Task statement: Look for the word "слушать" in the entries below, then copy every line that has it.

Data listing:
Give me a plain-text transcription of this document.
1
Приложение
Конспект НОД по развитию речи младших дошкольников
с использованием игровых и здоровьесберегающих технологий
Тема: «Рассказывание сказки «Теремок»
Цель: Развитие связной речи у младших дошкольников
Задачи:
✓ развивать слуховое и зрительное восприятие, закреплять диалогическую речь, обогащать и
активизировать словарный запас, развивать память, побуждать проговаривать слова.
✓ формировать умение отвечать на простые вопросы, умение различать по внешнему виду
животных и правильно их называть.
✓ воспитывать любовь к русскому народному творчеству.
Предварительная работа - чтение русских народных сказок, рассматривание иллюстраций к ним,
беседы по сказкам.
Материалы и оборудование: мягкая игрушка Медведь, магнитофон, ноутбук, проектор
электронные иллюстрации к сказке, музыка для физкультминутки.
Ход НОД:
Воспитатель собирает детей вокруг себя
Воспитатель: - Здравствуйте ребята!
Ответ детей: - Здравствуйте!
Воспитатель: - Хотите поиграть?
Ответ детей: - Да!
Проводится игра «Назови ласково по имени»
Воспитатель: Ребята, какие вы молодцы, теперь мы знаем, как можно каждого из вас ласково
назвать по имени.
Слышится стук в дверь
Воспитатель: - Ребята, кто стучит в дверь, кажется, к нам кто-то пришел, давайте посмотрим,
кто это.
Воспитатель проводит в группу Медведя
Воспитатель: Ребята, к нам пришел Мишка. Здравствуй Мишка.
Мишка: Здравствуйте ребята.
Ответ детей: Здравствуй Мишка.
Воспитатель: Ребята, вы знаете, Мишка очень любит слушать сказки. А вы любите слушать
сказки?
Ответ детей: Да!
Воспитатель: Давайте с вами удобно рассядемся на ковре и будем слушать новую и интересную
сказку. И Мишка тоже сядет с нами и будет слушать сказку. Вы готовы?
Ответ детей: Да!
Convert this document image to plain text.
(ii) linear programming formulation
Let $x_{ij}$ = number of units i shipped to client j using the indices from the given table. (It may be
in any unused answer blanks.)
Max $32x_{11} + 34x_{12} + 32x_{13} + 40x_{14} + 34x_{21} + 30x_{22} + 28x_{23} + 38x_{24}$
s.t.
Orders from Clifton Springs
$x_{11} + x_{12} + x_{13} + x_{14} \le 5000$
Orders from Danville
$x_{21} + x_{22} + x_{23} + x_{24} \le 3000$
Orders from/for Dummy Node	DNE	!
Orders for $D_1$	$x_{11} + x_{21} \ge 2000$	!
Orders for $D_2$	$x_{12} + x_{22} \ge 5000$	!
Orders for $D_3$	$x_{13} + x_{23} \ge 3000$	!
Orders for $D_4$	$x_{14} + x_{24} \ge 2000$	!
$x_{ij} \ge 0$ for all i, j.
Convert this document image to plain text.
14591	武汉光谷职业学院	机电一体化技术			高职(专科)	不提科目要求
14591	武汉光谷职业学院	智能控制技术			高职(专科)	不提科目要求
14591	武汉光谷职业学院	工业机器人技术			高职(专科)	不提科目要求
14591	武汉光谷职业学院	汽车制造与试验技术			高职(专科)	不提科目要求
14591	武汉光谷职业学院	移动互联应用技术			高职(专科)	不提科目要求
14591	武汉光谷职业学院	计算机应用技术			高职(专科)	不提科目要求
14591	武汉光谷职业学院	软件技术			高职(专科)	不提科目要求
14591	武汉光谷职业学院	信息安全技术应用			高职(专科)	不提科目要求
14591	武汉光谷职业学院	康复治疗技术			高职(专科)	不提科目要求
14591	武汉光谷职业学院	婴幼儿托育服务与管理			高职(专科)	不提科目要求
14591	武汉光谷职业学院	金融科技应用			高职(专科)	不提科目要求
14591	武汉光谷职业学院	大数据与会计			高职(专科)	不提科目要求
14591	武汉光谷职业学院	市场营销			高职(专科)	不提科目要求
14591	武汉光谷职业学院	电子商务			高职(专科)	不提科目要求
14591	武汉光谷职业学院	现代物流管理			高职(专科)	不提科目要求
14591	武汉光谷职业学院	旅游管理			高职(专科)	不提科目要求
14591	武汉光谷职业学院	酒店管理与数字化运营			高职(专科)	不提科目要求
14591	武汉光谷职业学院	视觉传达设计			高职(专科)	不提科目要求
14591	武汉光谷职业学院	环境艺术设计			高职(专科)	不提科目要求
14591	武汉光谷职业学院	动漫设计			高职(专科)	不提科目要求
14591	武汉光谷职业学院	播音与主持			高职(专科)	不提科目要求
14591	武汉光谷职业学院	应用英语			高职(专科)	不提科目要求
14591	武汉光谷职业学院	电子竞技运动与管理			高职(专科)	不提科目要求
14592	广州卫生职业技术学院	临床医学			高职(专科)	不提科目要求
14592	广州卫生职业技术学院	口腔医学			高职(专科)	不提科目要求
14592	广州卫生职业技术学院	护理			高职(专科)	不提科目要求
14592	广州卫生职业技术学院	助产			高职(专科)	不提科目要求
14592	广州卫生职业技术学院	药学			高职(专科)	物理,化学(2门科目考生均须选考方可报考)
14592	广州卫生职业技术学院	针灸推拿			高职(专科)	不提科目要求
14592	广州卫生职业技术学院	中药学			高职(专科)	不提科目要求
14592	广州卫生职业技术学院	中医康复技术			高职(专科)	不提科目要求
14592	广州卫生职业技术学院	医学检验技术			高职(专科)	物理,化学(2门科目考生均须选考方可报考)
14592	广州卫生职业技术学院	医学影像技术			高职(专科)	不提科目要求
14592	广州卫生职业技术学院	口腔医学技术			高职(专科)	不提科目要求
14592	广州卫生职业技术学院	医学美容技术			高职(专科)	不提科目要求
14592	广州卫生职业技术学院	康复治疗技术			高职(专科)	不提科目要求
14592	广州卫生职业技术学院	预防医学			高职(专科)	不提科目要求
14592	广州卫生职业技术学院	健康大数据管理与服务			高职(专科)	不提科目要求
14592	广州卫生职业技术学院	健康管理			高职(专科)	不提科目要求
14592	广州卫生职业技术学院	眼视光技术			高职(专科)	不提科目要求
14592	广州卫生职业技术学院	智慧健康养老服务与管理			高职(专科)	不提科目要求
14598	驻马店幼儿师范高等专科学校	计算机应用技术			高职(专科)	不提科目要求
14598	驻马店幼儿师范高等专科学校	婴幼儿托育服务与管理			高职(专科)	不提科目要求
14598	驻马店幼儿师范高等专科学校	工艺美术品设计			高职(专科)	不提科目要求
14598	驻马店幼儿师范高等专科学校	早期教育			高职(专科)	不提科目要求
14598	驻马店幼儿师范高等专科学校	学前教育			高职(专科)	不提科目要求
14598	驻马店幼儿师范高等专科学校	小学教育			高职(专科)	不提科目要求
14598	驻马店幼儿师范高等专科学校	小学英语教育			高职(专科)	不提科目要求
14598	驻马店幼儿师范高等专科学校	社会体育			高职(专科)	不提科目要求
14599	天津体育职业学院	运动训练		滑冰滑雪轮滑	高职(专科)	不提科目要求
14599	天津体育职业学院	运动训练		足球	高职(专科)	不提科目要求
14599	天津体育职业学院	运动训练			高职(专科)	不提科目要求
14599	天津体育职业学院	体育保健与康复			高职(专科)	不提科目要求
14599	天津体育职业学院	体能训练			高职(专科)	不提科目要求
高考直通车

Result of the task:
Воспитатель: Ребята, вы знаете, Мишка очень любит слушать сказки. А вы любите слушать
Воспитатель: Давайте с вами удобно рассядемся на ковре и будем слушать новую и интересную
сказку. И Мишка тоже сядет с нами и будет слушать сказку. Вы готовы?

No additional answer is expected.